- Dataset records:
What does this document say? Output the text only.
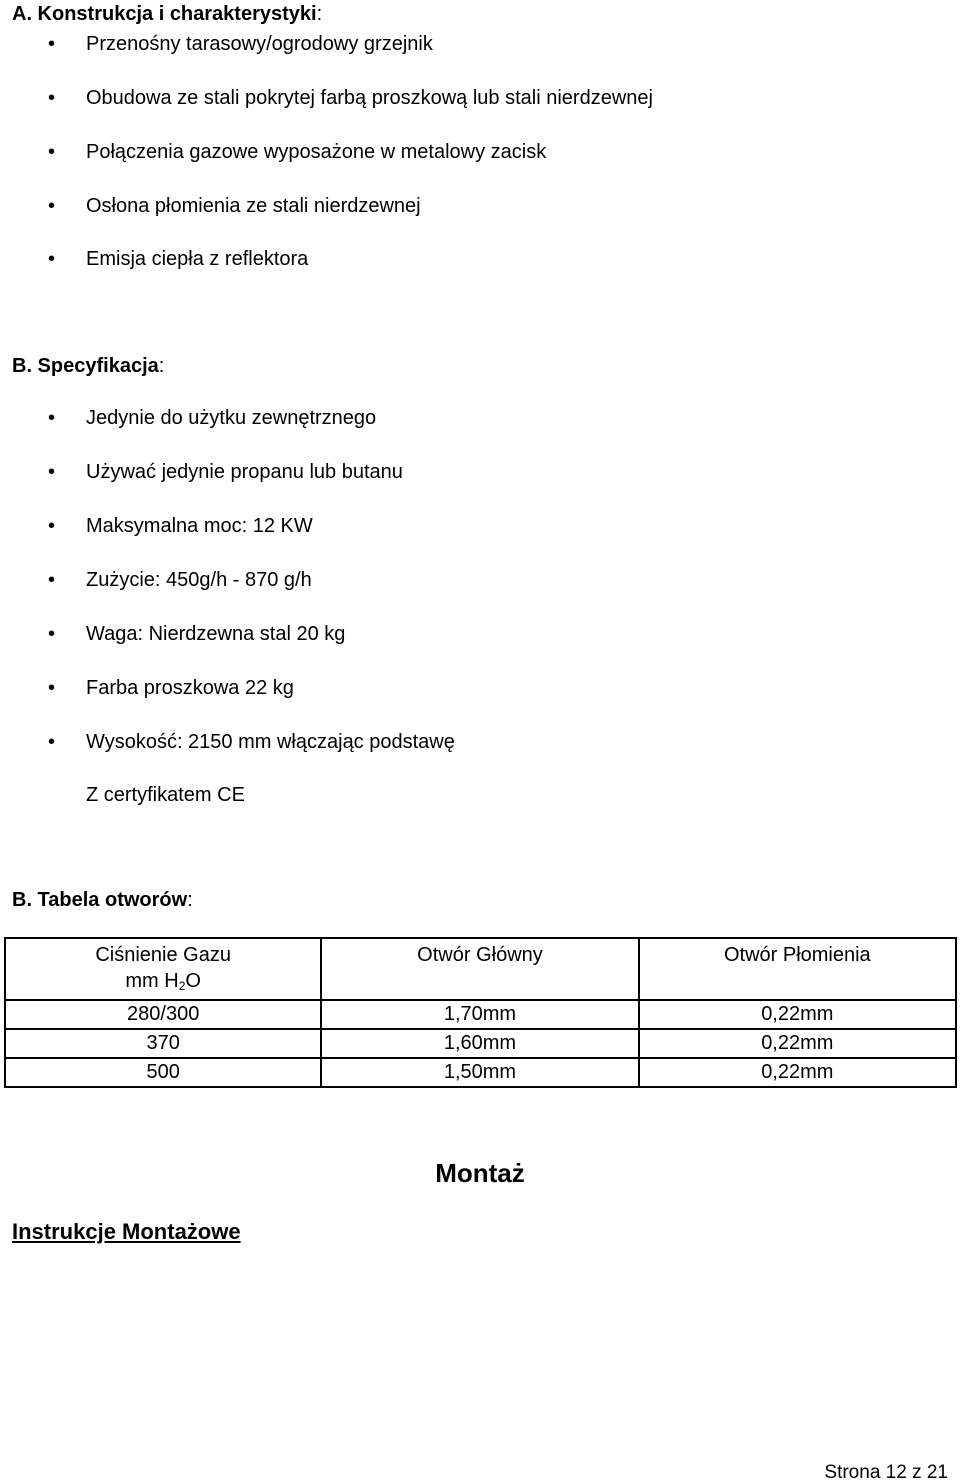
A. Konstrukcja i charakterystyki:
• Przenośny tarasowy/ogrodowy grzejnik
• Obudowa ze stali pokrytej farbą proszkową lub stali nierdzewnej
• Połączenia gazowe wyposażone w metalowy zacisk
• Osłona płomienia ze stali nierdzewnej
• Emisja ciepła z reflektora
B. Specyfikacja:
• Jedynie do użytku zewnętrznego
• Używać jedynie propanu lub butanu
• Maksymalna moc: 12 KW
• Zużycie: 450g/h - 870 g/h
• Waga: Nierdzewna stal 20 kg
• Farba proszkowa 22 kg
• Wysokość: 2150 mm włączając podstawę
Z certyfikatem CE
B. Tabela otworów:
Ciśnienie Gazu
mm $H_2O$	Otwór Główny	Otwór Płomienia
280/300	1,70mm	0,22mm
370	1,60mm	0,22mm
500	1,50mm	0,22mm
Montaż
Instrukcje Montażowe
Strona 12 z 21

- Set task: Copy everything in the records above except the pictures, exactly as written.

- Response to this task:
What does this document say? Output the text only.
A. Konstrukcja i charakterystyki:
• Przenośny tarasowy/ogrodowy grzejnik
• Obudowa ze stali pokrytej farbą proszkową lub stali nierdzewnej
• Połączenia gazowe wyposażone w metalowy zacisk
• Osłona płomienia ze stali nierdzewnej
• Emisja ciepła z reflektora
B. Specyfikacja:
• Jedynie do użytku zewnętrznego
• Używać jedynie propanu lub butanu
• Maksymalna moc: 12 KW
• Zużycie: 450g/h - 870 g/h
• Waga: Nierdzewna stal 20 kg
• Farba proszkowa 22 kg
• Wysokość: 2150 mm włączając podstawę
Z certyfikatem CE
B. Tabela otworów:
Ciśnienie Gazu
mm $H_2O$	Otwór Główny	Otwór Płomienia
280/300	1,70mm	0,22mm
370	1,60mm	0,22mm
500	1,50mm	0,22mm
Montaż
Instrukcje Montażowe
Strona 12 z 21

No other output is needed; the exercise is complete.